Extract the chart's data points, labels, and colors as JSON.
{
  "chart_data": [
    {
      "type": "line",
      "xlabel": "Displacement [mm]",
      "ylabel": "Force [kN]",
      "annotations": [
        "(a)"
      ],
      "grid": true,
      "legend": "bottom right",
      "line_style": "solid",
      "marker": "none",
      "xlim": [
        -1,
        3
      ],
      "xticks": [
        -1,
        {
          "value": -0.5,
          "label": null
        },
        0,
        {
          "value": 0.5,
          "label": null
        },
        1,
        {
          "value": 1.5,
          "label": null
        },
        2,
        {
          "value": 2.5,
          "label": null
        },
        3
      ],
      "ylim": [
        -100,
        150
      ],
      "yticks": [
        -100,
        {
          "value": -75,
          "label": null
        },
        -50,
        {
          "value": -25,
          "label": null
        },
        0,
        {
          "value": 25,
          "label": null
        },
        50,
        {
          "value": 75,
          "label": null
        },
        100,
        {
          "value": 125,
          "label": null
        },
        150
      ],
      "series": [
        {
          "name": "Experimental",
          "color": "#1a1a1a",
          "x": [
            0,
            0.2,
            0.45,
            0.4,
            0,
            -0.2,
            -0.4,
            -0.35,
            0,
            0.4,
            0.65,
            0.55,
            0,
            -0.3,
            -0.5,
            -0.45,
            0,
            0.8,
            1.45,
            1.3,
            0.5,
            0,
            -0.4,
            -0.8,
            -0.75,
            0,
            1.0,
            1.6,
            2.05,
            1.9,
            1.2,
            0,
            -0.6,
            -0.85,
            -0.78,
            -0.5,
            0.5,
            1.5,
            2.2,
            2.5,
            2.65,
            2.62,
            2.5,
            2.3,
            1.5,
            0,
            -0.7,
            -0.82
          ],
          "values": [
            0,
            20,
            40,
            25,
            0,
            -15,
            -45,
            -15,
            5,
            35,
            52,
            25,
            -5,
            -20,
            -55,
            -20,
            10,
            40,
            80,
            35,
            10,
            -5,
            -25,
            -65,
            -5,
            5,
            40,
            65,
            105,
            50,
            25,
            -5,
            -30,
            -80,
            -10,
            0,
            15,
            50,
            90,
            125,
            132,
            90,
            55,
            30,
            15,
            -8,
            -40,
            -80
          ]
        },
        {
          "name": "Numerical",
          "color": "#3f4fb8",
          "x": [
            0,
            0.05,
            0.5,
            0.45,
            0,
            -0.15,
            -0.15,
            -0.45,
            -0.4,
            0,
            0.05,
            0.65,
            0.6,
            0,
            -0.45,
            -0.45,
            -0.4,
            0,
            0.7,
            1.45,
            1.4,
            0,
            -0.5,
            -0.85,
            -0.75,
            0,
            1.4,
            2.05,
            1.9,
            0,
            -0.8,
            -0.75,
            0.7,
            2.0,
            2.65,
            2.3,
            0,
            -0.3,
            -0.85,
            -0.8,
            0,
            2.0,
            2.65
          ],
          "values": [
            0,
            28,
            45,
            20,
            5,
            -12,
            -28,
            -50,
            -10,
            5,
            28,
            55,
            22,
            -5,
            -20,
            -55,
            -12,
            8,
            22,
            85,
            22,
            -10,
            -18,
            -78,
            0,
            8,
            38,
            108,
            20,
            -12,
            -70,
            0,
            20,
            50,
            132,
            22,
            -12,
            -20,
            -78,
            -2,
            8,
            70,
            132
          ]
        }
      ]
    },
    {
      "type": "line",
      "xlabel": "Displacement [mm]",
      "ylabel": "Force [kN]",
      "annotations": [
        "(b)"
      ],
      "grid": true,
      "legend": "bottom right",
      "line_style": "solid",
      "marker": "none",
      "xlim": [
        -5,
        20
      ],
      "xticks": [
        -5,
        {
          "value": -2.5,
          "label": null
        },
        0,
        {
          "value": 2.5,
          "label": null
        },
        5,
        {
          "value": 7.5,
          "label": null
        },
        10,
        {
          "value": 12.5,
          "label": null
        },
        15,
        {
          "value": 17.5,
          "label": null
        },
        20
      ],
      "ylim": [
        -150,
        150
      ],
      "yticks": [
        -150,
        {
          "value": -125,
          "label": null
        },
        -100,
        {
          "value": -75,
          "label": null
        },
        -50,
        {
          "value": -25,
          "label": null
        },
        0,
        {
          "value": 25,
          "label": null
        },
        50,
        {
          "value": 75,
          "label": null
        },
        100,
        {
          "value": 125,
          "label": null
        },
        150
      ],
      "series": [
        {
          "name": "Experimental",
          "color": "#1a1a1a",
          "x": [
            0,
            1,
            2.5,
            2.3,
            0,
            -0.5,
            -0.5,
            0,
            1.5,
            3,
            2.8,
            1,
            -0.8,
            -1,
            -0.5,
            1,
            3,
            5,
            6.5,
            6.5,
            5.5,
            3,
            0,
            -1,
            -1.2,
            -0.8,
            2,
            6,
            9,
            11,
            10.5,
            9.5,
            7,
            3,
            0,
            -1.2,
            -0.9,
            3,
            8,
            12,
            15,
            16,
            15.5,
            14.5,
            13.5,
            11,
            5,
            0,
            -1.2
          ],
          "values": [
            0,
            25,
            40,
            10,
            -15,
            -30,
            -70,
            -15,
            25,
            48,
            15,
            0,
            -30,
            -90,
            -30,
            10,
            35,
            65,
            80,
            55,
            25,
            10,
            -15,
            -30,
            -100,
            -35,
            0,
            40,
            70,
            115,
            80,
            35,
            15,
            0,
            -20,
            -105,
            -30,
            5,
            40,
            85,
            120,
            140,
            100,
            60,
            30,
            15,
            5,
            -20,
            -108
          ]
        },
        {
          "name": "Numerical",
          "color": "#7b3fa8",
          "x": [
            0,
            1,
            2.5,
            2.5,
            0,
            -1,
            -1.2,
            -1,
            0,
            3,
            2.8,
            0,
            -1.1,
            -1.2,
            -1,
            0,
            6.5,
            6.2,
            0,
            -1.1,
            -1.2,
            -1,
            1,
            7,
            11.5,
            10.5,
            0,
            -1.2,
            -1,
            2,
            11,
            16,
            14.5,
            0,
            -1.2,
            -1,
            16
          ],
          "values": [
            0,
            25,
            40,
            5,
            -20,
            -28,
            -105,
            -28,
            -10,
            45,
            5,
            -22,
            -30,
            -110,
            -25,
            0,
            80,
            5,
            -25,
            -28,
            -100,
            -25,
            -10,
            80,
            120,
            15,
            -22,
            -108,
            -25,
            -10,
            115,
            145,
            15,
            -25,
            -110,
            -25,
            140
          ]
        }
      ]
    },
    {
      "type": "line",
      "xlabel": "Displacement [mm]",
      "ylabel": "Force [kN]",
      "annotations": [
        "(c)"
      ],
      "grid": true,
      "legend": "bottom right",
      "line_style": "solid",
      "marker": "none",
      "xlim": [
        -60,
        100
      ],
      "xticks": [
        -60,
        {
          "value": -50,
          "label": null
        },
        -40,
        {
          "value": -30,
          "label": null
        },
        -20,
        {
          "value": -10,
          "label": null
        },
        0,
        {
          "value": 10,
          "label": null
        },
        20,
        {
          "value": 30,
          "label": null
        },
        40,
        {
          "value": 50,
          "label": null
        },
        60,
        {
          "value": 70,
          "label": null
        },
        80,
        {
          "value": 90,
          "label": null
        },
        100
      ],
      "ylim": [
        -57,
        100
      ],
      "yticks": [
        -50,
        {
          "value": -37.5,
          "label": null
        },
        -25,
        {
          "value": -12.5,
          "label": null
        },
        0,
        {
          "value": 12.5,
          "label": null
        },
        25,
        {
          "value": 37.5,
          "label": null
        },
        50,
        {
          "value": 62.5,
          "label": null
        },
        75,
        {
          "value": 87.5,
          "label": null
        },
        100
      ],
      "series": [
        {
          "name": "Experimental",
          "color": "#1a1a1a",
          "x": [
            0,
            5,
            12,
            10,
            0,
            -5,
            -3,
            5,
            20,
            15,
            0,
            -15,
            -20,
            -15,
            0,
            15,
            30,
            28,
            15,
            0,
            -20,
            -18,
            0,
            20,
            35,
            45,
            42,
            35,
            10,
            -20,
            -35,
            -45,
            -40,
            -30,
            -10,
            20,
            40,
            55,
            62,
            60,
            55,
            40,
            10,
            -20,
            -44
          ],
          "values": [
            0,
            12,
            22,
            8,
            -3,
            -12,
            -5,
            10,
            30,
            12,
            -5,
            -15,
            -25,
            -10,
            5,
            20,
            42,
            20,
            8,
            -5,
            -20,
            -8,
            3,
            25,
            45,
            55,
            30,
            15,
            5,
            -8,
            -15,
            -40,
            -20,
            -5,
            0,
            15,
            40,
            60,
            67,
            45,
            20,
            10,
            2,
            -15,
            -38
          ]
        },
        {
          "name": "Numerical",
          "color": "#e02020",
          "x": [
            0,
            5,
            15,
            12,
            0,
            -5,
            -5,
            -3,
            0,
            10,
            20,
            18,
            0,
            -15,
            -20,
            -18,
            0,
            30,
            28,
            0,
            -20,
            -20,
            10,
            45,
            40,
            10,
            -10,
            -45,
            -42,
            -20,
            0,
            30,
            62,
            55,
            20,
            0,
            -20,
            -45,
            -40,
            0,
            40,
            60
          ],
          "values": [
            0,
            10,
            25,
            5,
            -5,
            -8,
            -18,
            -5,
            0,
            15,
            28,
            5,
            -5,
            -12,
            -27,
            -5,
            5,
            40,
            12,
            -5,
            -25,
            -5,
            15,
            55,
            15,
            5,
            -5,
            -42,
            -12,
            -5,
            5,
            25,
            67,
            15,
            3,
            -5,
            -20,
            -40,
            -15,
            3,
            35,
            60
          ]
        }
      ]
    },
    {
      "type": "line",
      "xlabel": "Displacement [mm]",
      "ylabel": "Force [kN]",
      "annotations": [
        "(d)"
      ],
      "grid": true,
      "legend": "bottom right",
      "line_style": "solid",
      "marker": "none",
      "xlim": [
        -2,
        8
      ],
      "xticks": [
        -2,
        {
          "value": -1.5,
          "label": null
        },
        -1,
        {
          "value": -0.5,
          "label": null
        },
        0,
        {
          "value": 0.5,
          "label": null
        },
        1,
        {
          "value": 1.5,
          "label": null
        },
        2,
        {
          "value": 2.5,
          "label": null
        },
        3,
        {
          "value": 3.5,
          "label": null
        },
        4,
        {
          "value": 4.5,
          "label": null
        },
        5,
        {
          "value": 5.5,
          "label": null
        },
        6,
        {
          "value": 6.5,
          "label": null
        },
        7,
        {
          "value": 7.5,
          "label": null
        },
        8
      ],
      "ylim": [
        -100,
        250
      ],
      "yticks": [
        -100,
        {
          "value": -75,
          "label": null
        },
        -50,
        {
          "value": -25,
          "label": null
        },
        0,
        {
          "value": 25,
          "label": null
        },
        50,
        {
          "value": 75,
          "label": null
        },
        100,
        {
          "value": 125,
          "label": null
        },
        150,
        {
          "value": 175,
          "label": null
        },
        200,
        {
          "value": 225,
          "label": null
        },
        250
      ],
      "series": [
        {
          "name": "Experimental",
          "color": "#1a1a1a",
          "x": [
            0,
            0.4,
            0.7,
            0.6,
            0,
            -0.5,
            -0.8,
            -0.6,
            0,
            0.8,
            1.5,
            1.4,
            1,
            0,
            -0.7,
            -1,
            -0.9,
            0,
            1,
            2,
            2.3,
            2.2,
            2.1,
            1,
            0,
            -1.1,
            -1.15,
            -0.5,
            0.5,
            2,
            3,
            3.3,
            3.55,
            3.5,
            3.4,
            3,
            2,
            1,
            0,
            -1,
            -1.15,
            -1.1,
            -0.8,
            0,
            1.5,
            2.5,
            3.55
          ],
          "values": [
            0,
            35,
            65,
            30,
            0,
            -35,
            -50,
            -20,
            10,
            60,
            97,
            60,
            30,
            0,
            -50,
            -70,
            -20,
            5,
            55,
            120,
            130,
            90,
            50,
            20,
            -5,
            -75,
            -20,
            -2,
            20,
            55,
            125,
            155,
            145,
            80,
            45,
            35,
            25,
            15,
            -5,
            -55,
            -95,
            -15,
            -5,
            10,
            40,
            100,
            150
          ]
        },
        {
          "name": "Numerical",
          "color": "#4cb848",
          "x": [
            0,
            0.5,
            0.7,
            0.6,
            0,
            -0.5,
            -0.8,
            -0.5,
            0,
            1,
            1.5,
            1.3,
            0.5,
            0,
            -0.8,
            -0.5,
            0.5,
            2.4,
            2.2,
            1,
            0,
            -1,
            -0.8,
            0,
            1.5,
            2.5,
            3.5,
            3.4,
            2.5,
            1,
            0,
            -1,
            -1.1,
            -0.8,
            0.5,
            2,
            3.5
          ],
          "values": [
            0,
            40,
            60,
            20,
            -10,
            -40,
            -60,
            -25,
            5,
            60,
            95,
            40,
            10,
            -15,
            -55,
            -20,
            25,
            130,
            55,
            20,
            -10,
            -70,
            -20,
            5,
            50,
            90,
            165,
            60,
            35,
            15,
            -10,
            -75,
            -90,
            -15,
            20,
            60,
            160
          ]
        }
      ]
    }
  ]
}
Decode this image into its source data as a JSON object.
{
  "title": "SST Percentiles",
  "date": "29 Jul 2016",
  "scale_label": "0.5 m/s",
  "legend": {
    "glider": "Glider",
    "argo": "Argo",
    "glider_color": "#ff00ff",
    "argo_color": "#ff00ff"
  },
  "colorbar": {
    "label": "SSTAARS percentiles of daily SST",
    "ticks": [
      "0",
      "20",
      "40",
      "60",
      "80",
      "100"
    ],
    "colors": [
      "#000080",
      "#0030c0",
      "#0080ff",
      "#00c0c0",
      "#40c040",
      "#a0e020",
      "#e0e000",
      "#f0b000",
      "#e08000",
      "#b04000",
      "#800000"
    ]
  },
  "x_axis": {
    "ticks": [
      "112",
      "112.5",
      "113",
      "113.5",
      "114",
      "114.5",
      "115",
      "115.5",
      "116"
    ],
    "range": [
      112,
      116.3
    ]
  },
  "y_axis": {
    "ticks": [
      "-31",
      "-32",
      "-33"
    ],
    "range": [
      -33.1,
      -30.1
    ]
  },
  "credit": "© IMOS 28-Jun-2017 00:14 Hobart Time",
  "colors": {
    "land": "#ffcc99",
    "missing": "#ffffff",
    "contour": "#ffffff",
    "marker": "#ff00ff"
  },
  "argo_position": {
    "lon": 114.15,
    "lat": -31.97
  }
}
————————
Objective
Output the line holding "Decode this image", then every later line through the end of the records above, exactly as given and nothing else.

Solution to the exercise
Decode this image into its source data as a JSON object.
{
  "title": "SST Percentiles",
  "date": "29 Jul 2016",
  "scale_label": "0.5 m/s",
  "legend": {
    "glider": "Glider",
    "argo": "Argo",
    "glider_color": "#ff00ff",
    "argo_color": "#ff00ff"
  },
  "colorbar": {
    "label": "SSTAARS percentiles of daily SST",
    "ticks": [
      "0",
      "20",
      "40",
      "60",
      "80",
      "100"
    ],
    "colors": [
      "#000080",
      "#0030c0",
      "#0080ff",
      "#00c0c0",
      "#40c040",
      "#a0e020",
      "#e0e000",
      "#f0b000",
      "#e08000",
      "#b04000",
      "#800000"
    ]
  },
  "x_axis": {
    "ticks": [
      "112",
      "112.5",
      "113",
      "113.5",
      "114",
      "114.5",
      "115",
      "115.5",
      "116"
    ],
    "range": [
      112,
      116.3
    ]
  },
  "y_axis": {
    "ticks": [
      "-31",
      "-32",
      "-33"
    ],
    "range": [
      -33.1,
      -30.1
    ]
  },
  "credit": "© IMOS 28-Jun-2017 00:14 Hobart Time",
  "colors": {
    "land": "#ffcc99",
    "missing": "#ffffff",
    "contour": "#ffffff",
    "marker": "#ff00ff"
  },
  "argo_position": {
    "lon": 114.15,
    "lat": -31.97
  }
}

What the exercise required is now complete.